▶ _Work to do_: In the listing below, locate the lines that hold "Community" and copy them.

+ + + + +

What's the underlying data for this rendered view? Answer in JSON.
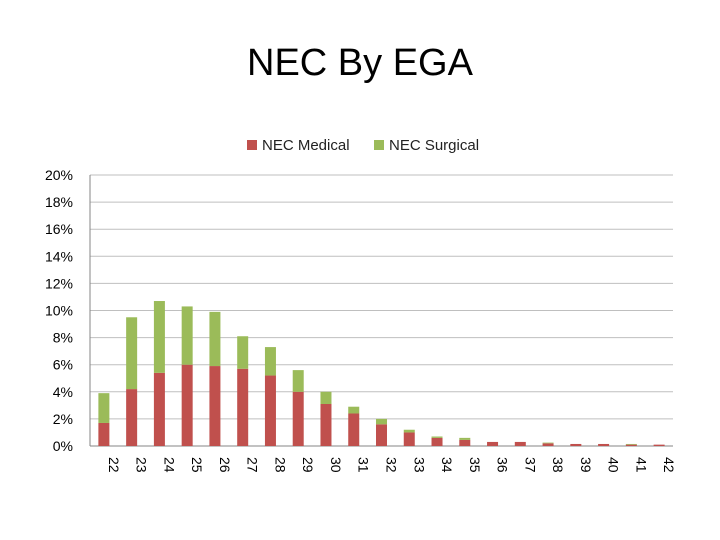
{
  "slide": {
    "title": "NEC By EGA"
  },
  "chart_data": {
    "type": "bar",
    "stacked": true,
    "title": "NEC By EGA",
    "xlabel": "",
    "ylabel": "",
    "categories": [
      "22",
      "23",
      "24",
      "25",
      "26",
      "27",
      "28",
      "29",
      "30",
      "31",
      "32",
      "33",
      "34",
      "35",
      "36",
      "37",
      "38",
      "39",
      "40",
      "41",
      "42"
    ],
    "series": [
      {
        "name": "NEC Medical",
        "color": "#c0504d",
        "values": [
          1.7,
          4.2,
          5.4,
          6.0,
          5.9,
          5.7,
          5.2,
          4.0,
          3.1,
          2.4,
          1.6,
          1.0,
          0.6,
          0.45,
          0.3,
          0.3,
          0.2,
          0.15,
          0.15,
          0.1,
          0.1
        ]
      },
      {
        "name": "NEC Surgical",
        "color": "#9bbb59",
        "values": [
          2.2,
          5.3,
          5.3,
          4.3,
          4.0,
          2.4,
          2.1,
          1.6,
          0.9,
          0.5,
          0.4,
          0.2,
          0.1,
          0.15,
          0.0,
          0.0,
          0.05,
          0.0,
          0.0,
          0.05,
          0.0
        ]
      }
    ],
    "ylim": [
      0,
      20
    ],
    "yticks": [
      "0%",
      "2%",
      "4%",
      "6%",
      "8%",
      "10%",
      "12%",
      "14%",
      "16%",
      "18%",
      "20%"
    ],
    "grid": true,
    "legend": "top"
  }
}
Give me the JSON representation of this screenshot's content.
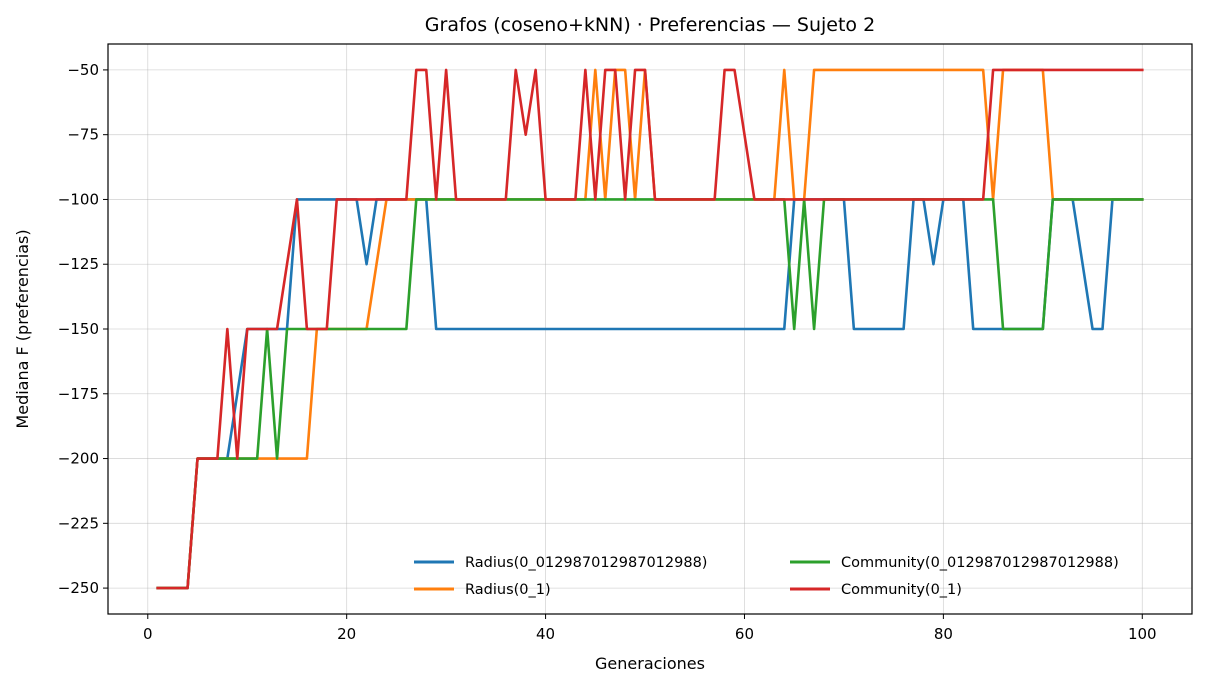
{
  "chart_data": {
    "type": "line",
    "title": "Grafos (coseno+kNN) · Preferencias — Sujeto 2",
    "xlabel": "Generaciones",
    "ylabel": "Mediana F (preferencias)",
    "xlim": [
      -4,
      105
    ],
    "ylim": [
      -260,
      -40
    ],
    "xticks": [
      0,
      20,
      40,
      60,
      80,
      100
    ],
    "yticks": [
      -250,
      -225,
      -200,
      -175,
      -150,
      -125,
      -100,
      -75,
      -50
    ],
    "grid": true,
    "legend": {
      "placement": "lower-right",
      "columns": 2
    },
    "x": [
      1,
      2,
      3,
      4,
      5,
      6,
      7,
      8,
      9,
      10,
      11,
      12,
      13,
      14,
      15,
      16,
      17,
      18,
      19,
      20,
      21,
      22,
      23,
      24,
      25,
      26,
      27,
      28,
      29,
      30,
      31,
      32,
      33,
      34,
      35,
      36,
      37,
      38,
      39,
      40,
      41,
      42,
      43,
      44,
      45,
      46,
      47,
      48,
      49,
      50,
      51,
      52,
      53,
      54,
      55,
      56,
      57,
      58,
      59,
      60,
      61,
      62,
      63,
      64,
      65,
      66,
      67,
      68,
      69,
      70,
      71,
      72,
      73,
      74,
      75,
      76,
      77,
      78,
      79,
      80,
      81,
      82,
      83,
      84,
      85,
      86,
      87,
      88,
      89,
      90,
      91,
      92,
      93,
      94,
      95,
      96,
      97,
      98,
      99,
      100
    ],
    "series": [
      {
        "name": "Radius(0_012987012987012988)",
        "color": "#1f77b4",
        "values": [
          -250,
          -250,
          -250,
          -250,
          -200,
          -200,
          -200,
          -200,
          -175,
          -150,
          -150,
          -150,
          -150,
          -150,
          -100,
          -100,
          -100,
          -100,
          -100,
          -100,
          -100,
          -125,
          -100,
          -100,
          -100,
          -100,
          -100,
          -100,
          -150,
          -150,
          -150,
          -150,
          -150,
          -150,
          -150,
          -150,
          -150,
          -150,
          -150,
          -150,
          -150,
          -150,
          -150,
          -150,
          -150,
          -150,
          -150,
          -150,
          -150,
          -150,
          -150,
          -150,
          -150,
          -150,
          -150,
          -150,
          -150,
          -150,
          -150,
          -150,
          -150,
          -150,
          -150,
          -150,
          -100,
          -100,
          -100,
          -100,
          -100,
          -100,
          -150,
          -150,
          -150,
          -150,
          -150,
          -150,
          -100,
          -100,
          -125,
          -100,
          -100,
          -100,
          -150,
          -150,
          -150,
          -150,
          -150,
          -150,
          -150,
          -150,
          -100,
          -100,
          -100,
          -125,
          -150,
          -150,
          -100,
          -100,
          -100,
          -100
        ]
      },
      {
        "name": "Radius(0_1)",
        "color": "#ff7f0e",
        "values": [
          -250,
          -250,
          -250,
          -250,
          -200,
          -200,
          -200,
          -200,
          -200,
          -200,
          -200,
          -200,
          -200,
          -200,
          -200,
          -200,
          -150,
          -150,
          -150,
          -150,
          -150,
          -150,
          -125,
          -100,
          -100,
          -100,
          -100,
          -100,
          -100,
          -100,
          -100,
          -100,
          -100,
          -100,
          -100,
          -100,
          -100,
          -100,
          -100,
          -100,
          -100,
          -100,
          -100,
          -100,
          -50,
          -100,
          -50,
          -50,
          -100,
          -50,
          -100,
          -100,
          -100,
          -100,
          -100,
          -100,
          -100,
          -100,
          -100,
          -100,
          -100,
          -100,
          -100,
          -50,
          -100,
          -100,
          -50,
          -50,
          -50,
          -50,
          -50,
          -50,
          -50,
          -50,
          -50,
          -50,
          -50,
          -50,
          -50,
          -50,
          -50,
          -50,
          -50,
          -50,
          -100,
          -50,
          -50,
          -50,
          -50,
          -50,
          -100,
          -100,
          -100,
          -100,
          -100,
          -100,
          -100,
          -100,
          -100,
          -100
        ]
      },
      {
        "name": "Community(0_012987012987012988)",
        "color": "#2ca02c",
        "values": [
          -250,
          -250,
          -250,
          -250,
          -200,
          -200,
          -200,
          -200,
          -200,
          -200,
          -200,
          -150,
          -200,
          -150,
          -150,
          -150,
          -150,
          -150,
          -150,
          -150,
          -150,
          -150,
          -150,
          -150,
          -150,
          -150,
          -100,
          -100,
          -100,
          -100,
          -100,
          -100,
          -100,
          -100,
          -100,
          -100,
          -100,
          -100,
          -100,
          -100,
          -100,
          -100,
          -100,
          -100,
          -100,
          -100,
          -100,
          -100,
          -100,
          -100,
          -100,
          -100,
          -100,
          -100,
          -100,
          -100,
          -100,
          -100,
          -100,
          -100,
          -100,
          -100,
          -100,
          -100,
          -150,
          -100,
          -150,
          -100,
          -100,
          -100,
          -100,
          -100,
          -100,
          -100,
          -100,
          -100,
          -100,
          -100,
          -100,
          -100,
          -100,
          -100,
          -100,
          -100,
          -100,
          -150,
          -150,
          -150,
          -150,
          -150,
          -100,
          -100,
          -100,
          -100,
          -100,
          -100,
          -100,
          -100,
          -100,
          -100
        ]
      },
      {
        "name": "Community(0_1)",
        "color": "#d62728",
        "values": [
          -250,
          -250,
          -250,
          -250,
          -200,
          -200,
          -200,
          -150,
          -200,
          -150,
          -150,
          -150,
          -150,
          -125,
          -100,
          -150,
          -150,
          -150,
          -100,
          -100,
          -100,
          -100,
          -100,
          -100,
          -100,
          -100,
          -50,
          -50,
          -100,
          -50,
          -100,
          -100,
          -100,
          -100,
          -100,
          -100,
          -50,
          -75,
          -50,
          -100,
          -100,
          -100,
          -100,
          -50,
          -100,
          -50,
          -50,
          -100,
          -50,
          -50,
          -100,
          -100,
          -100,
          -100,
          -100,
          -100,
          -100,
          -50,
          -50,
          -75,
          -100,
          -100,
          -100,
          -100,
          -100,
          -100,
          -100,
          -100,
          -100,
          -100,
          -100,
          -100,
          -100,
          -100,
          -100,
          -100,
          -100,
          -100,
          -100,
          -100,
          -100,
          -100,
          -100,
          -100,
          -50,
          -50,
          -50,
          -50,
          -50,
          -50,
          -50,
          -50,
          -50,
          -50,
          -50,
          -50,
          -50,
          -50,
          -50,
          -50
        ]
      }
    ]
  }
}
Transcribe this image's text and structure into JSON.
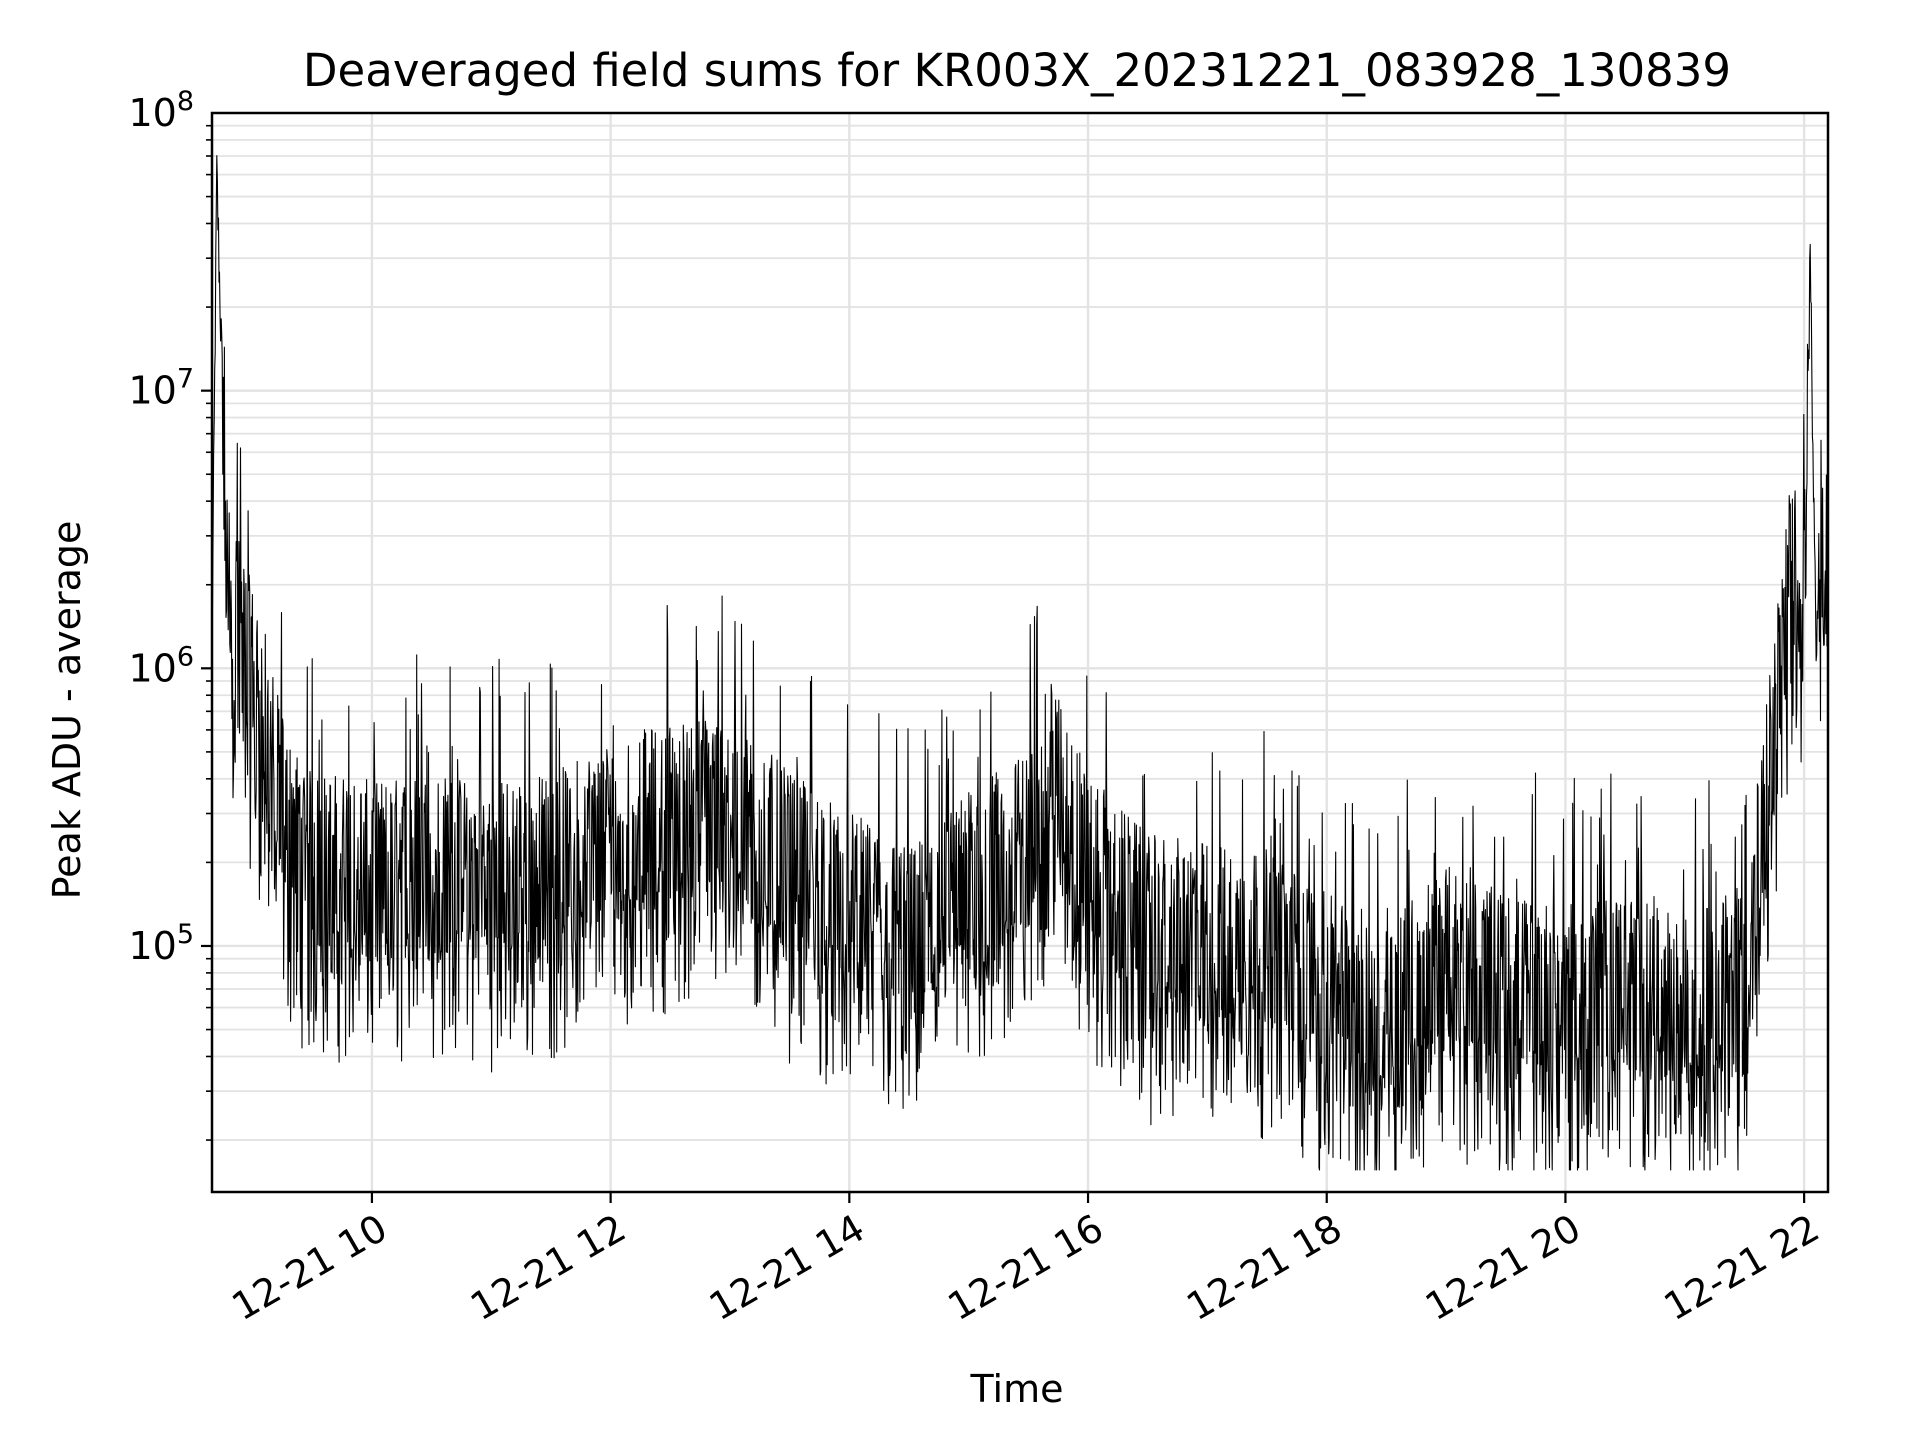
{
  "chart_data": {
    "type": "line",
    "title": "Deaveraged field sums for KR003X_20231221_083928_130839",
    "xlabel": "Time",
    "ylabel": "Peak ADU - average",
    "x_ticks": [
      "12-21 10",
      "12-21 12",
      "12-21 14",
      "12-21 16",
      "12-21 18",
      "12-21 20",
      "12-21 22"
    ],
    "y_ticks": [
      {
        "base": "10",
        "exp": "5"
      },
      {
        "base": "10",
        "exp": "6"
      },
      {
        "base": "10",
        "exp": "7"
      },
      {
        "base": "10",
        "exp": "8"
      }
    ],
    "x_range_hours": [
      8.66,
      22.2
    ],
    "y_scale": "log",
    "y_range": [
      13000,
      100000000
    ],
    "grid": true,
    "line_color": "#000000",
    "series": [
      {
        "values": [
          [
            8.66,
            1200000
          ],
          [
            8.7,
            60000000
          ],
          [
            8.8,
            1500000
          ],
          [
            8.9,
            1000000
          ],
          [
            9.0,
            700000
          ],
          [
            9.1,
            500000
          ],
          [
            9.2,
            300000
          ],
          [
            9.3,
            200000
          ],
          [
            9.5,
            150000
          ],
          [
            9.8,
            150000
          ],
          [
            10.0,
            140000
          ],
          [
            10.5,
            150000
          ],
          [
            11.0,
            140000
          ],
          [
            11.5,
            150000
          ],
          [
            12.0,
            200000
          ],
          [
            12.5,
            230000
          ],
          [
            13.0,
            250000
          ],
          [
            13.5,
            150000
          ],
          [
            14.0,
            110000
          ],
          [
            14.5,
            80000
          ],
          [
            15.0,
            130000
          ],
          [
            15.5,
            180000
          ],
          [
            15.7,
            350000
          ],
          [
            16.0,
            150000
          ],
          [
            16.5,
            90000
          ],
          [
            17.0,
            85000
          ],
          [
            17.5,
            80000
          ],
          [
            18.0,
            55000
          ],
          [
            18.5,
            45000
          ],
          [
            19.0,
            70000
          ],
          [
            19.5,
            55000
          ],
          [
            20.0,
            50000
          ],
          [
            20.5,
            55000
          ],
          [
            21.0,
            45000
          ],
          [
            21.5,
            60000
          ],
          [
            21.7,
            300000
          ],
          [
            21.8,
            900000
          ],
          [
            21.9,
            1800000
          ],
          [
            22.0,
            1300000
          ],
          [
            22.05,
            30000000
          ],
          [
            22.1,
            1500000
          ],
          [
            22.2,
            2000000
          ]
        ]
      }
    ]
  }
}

+ + + + +

▶ _Final answer_:
        "name": "Community(0_012987012987012988)",
        "name": "Community(0_1)",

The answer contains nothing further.